» TASK INPUTS:

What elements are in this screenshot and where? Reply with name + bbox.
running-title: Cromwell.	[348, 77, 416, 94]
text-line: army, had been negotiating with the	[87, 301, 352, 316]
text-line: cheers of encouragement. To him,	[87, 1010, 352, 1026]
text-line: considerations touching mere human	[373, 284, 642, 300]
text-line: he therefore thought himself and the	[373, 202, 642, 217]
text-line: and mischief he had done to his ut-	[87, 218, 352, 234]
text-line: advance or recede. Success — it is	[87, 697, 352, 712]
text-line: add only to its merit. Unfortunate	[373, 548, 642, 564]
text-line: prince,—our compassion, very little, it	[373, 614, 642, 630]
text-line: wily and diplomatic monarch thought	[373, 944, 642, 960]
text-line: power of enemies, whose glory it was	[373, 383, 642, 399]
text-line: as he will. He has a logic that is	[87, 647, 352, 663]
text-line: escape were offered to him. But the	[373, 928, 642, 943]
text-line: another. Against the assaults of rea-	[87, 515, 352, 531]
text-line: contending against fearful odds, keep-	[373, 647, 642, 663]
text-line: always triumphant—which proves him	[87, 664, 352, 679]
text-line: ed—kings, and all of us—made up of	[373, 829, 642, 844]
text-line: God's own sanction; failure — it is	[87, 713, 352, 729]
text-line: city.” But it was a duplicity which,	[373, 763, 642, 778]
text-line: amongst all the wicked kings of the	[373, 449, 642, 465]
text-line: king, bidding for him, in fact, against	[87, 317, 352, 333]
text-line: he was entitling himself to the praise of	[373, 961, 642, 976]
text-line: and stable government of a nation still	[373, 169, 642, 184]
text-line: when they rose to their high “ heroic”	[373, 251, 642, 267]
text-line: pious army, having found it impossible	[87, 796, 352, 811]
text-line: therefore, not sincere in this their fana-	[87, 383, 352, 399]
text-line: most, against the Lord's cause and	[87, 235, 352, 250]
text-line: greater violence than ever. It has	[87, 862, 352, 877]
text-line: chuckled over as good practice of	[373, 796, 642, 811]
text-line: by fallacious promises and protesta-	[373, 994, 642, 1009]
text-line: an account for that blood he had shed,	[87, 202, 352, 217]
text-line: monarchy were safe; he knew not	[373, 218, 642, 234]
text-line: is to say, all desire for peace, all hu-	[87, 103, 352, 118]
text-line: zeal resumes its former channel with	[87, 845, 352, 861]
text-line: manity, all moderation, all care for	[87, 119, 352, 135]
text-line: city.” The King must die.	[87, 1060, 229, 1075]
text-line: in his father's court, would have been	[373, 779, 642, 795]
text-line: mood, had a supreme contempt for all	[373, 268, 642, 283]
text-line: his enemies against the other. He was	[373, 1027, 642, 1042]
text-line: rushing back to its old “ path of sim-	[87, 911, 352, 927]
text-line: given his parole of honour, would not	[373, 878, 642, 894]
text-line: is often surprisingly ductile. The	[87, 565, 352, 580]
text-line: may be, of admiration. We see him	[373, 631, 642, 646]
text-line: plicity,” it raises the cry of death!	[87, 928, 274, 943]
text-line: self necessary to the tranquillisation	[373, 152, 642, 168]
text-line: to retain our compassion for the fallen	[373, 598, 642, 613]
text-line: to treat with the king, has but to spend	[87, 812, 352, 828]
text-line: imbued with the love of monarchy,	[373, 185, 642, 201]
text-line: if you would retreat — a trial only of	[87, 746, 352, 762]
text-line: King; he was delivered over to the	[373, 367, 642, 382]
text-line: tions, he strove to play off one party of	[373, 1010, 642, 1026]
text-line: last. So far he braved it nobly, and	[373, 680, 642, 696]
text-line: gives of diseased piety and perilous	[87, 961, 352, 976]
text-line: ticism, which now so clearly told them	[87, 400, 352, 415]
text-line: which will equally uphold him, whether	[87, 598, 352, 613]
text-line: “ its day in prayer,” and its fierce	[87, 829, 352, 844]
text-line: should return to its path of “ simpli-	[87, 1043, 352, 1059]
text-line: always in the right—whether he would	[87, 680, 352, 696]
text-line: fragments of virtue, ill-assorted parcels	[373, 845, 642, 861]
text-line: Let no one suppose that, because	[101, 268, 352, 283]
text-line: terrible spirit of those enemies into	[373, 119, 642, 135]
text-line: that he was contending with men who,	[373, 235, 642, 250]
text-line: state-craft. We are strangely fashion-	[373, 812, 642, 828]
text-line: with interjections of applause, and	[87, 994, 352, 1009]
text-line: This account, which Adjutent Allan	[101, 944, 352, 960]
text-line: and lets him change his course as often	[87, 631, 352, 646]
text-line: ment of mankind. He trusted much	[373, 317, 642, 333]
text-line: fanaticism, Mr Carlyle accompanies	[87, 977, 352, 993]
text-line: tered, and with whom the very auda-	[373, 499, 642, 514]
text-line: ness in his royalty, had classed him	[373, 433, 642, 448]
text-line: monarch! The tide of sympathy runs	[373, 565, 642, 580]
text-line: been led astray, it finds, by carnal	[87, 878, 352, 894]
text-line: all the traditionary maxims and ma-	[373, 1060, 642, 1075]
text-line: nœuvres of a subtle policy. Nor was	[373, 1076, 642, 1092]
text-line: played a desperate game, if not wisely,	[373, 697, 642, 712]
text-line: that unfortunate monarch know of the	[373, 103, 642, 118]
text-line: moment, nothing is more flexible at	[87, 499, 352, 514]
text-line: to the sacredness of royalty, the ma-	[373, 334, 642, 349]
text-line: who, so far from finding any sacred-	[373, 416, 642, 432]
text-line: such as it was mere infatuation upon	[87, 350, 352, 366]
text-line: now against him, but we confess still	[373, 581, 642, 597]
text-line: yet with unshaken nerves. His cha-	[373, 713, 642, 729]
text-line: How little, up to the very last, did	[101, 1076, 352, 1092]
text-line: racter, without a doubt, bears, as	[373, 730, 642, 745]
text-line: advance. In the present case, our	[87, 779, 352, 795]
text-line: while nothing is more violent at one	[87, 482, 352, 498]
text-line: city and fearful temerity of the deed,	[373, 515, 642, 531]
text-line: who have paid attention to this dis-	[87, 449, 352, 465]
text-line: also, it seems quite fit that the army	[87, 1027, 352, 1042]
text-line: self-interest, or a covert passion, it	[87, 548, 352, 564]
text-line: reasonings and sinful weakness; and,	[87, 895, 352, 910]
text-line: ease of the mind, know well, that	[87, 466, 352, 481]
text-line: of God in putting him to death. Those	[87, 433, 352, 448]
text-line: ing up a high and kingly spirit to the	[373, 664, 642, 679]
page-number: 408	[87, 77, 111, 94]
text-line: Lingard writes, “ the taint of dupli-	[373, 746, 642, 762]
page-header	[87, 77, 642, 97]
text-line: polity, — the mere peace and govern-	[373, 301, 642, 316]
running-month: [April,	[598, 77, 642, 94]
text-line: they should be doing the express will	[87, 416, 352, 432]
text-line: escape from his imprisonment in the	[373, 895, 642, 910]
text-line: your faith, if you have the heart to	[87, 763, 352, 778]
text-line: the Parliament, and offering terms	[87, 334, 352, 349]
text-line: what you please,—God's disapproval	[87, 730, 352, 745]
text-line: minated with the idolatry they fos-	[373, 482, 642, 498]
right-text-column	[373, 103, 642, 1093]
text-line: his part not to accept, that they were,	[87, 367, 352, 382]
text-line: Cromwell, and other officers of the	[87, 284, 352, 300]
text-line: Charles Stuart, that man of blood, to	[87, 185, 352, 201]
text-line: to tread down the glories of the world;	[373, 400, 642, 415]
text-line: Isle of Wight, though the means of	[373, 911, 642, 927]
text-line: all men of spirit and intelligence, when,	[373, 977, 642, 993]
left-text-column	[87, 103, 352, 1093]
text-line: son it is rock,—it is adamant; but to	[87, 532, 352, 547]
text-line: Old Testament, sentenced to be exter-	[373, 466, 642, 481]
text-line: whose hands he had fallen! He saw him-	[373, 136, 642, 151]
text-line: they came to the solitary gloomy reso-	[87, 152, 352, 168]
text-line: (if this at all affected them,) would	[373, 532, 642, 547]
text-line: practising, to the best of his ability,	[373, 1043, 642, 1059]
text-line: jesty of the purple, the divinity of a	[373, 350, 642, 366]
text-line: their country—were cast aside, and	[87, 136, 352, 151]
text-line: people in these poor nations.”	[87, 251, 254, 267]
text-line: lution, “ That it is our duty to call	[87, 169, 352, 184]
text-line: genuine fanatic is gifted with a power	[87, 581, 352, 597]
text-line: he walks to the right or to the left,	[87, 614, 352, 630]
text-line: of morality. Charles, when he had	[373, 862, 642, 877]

==

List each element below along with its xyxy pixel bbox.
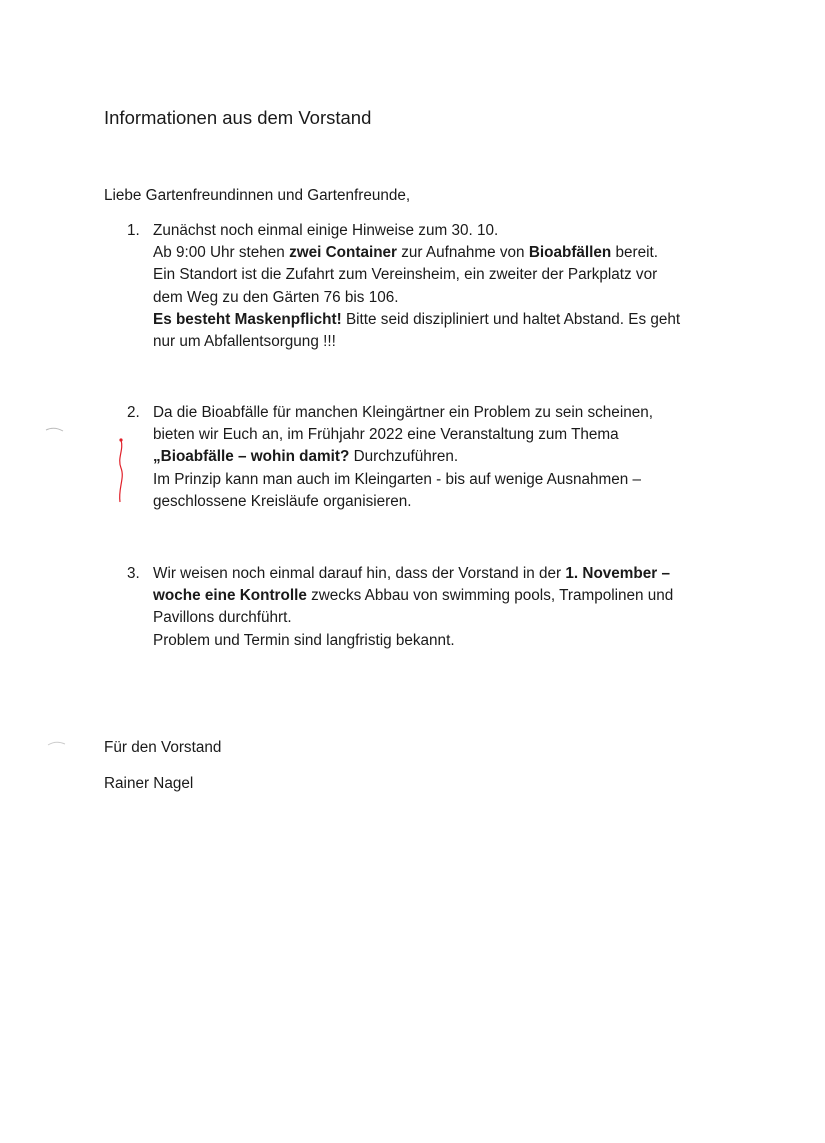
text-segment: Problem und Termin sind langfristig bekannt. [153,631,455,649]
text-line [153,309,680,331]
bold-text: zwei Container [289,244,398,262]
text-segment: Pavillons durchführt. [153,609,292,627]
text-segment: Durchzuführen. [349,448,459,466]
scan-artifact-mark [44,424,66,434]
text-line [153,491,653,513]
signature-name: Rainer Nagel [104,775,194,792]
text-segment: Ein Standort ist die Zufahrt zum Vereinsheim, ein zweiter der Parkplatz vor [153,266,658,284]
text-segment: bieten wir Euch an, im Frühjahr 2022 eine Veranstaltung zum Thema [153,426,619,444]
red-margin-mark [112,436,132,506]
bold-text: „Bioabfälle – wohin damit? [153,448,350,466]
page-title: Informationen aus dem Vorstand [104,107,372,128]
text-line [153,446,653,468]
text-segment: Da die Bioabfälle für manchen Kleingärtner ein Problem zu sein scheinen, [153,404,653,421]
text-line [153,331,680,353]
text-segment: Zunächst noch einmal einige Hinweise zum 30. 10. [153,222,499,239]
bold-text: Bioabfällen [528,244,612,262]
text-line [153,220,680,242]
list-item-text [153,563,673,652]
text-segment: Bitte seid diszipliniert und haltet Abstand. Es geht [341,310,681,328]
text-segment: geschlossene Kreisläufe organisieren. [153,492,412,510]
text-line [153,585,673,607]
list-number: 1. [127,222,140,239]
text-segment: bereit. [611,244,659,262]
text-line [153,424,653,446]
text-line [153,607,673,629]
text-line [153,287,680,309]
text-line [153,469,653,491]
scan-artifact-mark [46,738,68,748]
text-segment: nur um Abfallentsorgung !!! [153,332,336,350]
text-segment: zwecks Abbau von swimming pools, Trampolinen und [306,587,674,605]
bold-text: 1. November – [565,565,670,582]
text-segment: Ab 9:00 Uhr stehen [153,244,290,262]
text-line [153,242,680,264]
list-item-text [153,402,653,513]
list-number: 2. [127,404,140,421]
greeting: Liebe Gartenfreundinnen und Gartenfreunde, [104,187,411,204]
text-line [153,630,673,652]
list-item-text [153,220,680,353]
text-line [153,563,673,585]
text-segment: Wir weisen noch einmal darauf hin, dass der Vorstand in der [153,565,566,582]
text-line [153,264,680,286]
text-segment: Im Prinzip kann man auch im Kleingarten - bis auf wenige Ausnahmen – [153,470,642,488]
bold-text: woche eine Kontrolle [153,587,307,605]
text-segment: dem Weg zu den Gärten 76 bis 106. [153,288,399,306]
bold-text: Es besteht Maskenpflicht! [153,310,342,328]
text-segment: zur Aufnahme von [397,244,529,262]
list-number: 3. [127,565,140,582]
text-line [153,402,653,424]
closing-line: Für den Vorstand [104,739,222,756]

» INSTRUCTIONS TO FOLLOW: Write out, character for character, the lines of data from the line with "text-segment: Problem und" to the line with "text-line [153,446,653,468]", including both of those lines.

» SOLUTION FOR THIS PROBLEM:
text-segment: Problem und Termin sind langfristig bekannt. [153,631,455,649]
text-line [153,309,680,331]
bold-text: zwei Container [289,244,398,262]
text-segment: Pavillons durchführt. [153,609,292,627]
text-segment: Durchzuführen. [349,448,459,466]
scan-artifact-mark [44,424,66,434]
text-line [153,491,653,513]
signature-name: Rainer Nagel [104,775,194,792]
text-segment: Ein Standort ist die Zufahrt zum Vereinsheim, ein zweiter der Parkplatz vor [153,266,658,284]
text-segment: bieten wir Euch an, im Frühjahr 2022 eine Veranstaltung zum Thema [153,426,619,444]
red-margin-mark [112,436,132,506]
bold-text: „Bioabfälle – wohin damit? [153,448,350,466]
page-title: Informationen aus dem Vorstand [104,107,372,128]
text-line [153,446,653,468]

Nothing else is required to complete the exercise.